_Challenge_
Write out each line from the data below that includes the word "nuevas".
*-*-*
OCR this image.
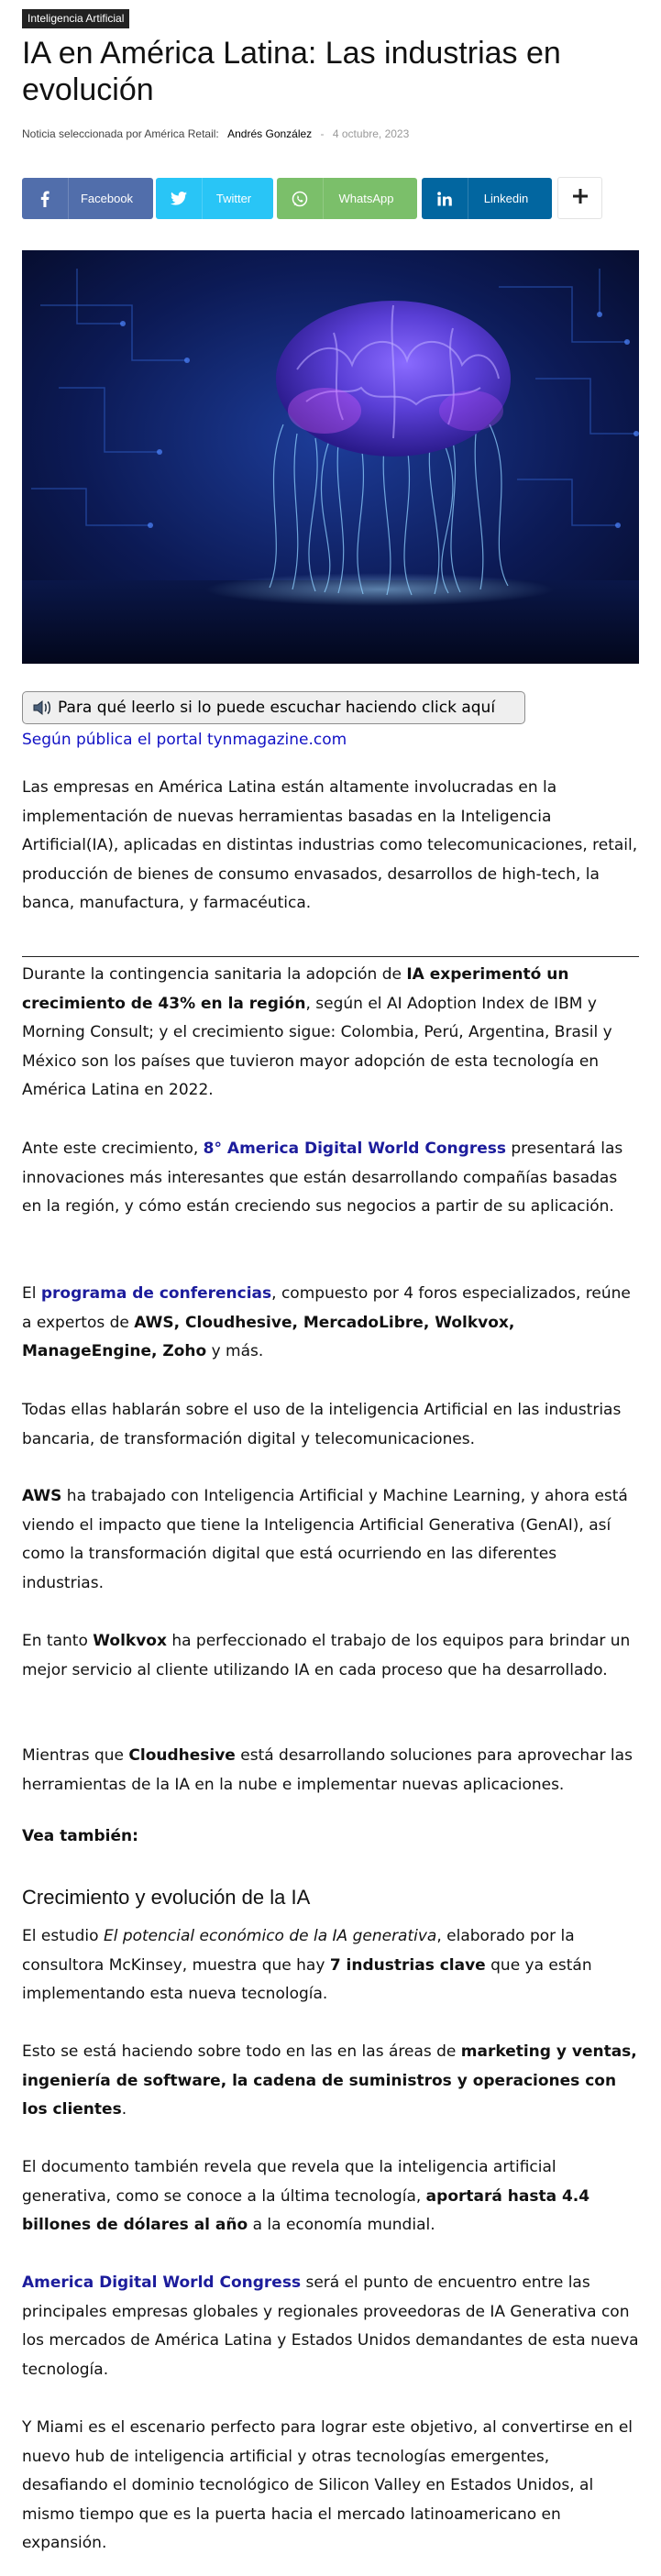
Inteligencia Artificial
IA en América Latina: Las industrias en evolución
Noticia seleccionada por América Retail: Andrés González - 4 octubre, 2023
Facebook	Twitter	WhatsApp	Linkedin
Para qué leerlo si lo puede escuchar haciendo click aquí
Según pública el portal tynmagazine.com

Las empresas en América Latina están altamente involucradas en la implementación de nuevas herramientas basadas en la Inteligencia Artificial(IA), aplicadas en distintas industrias como telecomunicaciones, retail, producción de bienes de consumo envasados, desarrollos de high-tech, la banca, manufactura, y farmacéutica.

Durante la contingencia sanitaria la adopción de IA experimentó un crecimiento de 43% en la región, según el AI Adoption Index de IBM y Morning Consult; y el crecimiento sigue: Colombia, Perú, Argentina, Brasil y México son los países que tuvieron mayor adopción de esta tecnología en América Latina en 2022.

Ante este crecimiento, 8° America Digital World Congress presentará las innovaciones más interesantes que están desarrollando compañías basadas en la región, y cómo están creciendo sus negocios a partir de su aplicación.

El programa de conferencias, compuesto por 4 foros especializados, reúne a expertos de AWS, Cloudhesive, MercadoLibre, Wolkvox, ManageEngine, Zoho y más.

Todas ellas hablarán sobre el uso de la inteligencia Artificial en las industrias bancaria, de transformación digital y telecomunicaciones.

AWS ha trabajado con Inteligencia Artificial y Machine Learning, y ahora está viendo el impacto que tiene la Inteligencia Artificial Generativa (GenAI), así como la transformación digital que está ocurriendo en las diferentes industrias.

En tanto Wolkvox ha perfeccionado el trabajo de los equipos para brindar un mejor servicio al cliente utilizando IA en cada proceso que ha desarrollado.

Mientras que Cloudhesive está desarrollando soluciones para aprovechar las herramientas de la IA en la nube e implementar nuevas aplicaciones.

Vea también:

Crecimiento y evolución de la IA

El estudio El potencial económico de la IA generativa, elaborado por la consultora McKinsey, muestra que hay 7 industrias clave que ya están implementando esta nueva tecnología.

Esto se está haciendo sobre todo en las en las áreas de marketing y ventas, ingeniería de software, la cadena de suministros y operaciones con los clientes.

El documento también revela que revela que la inteligencia artificial generativa, como se conoce a la última tecnología, aportará hasta 4.4 billones de dólares al año a la economía mundial.

America Digital World Congress será el punto de encuentro entre las principales empresas globales y regionales proveedoras de IA Generativa con los mercados de América Latina y Estados Unidos demandantes de esta nueva tecnología.

Y Miami es el escenario perfecto para lograr este objetivo, al convertirse en el nuevo hub de inteligencia artificial y otras tecnologías emergentes, desafiando el dominio tecnológico de Silicon Valley en Estados Unidos, al mismo tiempo que es la puerta hacia el mercado latinoamericano en expansión.
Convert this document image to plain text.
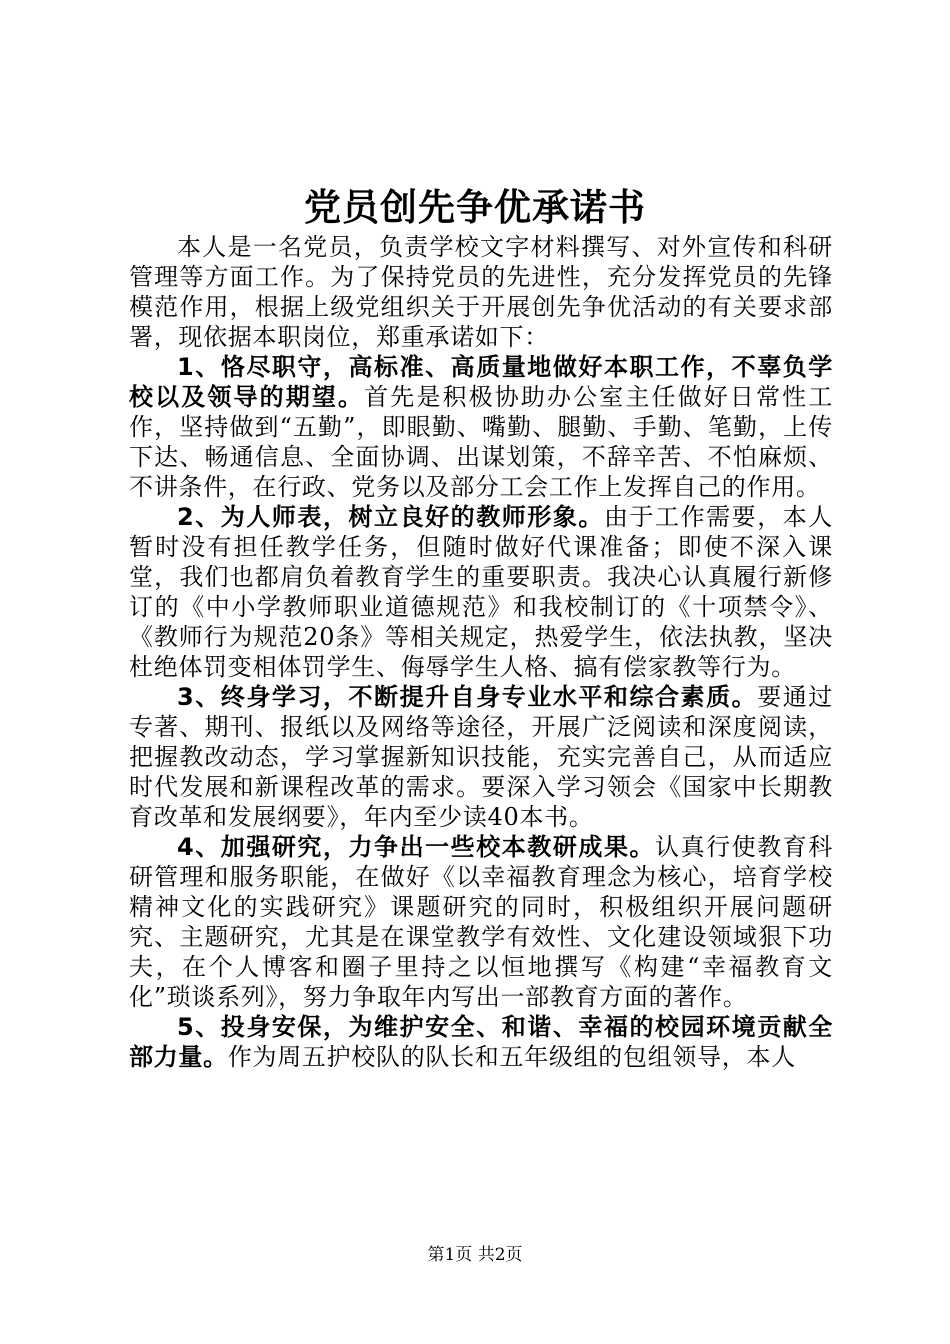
党员创先争优承诺书

本人是一名党员，负责学校文字材料撰写、对外宣传和科研管理等方面工作。为了保持党员的先进性，充分发挥党员的先锋模范作用，根据上级党组织关于开展创先争优活动的有关要求部署，现依据本职岗位，郑重承诺如下：

1、恪尽职守，高标准、高质量地做好本职工作，不辜负学校以及领导的期望。首先是积极协助办公室主任做好日常性工作，坚持做到“五勤”，即眼勤、嘴勤、腿勤、手勤、笔勤，上传下达、畅通信息、全面协调、出谋划策，不辞辛苦、不怕麻烦、不讲条件，在行政、党务以及部分工会工作上发挥自己的作用。

2、为人师表，树立良好的教师形象。由于工作需要，本人暂时没有担任教学任务，但随时做好代课准备；即使不深入课堂，我们也都肩负着教育学生的重要职责。我决心认真履行新修订的《中小学教师职业道德规范》和我校制订的《十项禁令》、《教师行为规范20条》等相关规定，热爱学生，依法执教，坚决杜绝体罚变相体罚学生、侮辱学生人格、搞有偿家教等行为。

3、终身学习，不断提升自身专业水平和综合素质。要通过专著、期刊、报纸以及网络等途径，开展广泛阅读和深度阅读，把握教改动态，学习掌握新知识技能，充实完善自己，从而适应时代发展和新课程改革的需求。要深入学习领会《国家中长期教育改革和发展纲要》，年内至少读40本书。

4、加强研究，力争出一些校本教研成果。认真行使教育科研管理和服务职能，在做好《以幸福教育理念为核心，培育学校精神文化的实践研究》课题研究的同时，积极组织开展问题研究、主题研究，尤其是在课堂教学有效性、文化建设领域狠下功夫，在个人博客和圈子里持之以恒地撰写《构建“幸福教育文化”琐谈系列》，努力争取年内写出一部教育方面的著作。

5、投身安保，为维护安全、和谐、幸福的校园环境贡献全部力量。作为周五护校队的队长和五年级组的包组领导，本人

第1页 共2页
*-*-*
_Full output_
Las empresas en América Latina están altamente involucradas en la implementación de nuevas herramientas basadas en la Inteligencia Artificial(IA), aplicadas en distintas industrias como telecomunicaciones, retail, producción de bienes de consumo envasados, desarrollos de high-tech, la banca, manufactura, y farmacéutica.
Mientras que Cloudhesive está desarrollando soluciones para aprovechar las herramientas de la IA en la nube e implementar nuevas aplicaciones.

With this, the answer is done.